WHAT YOU HAVE TO DO -
Write out all of the entries exactly, please.

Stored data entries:
+--
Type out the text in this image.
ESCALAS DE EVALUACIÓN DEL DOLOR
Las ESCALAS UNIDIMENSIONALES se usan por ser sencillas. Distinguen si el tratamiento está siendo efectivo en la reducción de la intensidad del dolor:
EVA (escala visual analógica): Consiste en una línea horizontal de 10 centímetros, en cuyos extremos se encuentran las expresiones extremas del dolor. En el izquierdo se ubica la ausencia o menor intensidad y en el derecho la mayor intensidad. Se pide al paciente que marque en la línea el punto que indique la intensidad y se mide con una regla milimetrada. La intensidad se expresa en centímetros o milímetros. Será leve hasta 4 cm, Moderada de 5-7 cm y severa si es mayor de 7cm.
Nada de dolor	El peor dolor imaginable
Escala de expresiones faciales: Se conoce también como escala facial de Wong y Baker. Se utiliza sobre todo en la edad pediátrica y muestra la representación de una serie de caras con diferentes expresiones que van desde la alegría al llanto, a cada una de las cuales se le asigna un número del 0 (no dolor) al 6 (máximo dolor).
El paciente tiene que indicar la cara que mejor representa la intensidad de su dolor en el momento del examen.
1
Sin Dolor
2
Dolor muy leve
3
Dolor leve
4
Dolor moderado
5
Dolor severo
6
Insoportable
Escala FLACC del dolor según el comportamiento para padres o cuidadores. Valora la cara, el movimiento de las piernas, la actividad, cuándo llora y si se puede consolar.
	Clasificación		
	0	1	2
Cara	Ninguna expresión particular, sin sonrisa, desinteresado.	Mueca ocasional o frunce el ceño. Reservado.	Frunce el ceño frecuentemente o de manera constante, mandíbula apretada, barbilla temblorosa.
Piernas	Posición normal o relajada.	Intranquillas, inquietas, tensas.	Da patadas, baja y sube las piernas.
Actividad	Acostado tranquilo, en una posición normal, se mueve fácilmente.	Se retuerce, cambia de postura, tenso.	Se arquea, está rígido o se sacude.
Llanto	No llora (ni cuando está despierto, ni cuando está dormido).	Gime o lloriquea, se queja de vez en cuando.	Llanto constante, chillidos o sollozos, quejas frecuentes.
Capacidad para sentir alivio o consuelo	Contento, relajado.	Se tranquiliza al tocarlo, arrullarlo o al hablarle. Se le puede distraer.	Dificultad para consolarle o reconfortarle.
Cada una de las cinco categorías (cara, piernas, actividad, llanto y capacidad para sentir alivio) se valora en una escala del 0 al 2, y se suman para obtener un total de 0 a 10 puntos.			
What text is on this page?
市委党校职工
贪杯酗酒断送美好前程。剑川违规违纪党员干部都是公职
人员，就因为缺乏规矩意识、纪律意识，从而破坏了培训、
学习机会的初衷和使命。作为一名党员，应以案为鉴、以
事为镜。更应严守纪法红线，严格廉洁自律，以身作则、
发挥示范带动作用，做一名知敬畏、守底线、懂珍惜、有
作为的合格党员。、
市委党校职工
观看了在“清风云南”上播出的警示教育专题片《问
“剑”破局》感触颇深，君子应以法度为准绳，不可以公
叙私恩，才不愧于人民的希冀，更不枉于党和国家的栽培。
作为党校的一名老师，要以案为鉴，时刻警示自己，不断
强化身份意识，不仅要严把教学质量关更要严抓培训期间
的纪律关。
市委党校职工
+--
TASK ANSWER -
Type out the text in this image.
ESCALAS DE EVALUACIÓN DEL DOLOR
Las ESCALAS UNIDIMENSIONALES se usan por ser sencillas. Distinguen si el tratamiento está siendo efectivo en la reducción de la intensidad del dolor:
EVA (escala visual analógica): Consiste en una línea horizontal de 10 centímetros, en cuyos extremos se encuentran las expresiones extremas del dolor. En el izquierdo se ubica la ausencia o menor intensidad y en el derecho la mayor intensidad. Se pide al paciente que marque en la línea el punto que indique la intensidad y se mide con una regla milimetrada. La intensidad se expresa en centímetros o milímetros. Será leve hasta 4 cm, Moderada de 5-7 cm y severa si es mayor de 7cm.
Nada de dolor	El peor dolor imaginable
Escala de expresiones faciales: Se conoce también como escala facial de Wong y Baker. Se utiliza sobre todo en la edad pediátrica y muestra la representación de una serie de caras con diferentes expresiones que van desde la alegría al llanto, a cada una de las cuales se le asigna un número del 0 (no dolor) al 6 (máximo dolor).
El paciente tiene que indicar la cara que mejor representa la intensidad de su dolor en el momento del examen.
1
Sin Dolor
2
Dolor muy leve
3
Dolor leve
4
Dolor moderado
5
Dolor severo
6
Insoportable
Escala FLACC del dolor según el comportamiento para padres o cuidadores. Valora la cara, el movimiento de las piernas, la actividad, cuándo llora y si se puede consolar.
	Clasificación		
	0	1	2
Cara	Ninguna expresión particular, sin sonrisa, desinteresado.	Mueca ocasional o frunce el ceño. Reservado.	Frunce el ceño frecuentemente o de manera constante, mandíbula apretada, barbilla temblorosa.
Piernas	Posición normal o relajada.	Intranquillas, inquietas, tensas.	Da patadas, baja y sube las piernas.
Actividad	Acostado tranquilo, en una posición normal, se mueve fácilmente.	Se retuerce, cambia de postura, tenso.	Se arquea, está rígido o se sacude.
Llanto	No llora (ni cuando está despierto, ni cuando está dormido).	Gime o lloriquea, se queja de vez en cuando.	Llanto constante, chillidos o sollozos, quejas frecuentes.
Capacidad para sentir alivio o consuelo	Contento, relajado.	Se tranquiliza al tocarlo, arrullarlo o al hablarle. Se le puede distraer.	Dificultad para consolarle o reconfortarle.
Cada una de las cinco categorías (cara, piernas, actividad, llanto y capacidad para sentir alivio) se valora en una escala del 0 al 2, y se suman para obtener un total de 0 a 10 puntos.			
What text is on this page?
市委党校职工
贪杯酗酒断送美好前程。剑川违规违纪党员干部都是公职
人员，就因为缺乏规矩意识、纪律意识，从而破坏了培训、
学习机会的初衷和使命。作为一名党员，应以案为鉴、以
事为镜。更应严守纪法红线，严格廉洁自律，以身作则、
发挥示范带动作用，做一名知敬畏、守底线、懂珍惜、有
作为的合格党员。、
市委党校职工
观看了在“清风云南”上播出的警示教育专题片《问
“剑”破局》感触颇深，君子应以法度为准绳，不可以公
叙私恩，才不愧于人民的希冀，更不枉于党和国家的栽培。
作为党校的一名老师，要以案为鉴，时刻警示自己，不断
强化身份意识，不仅要严把教学质量关更要严抓培训期间
的纪律关。
市委党校职工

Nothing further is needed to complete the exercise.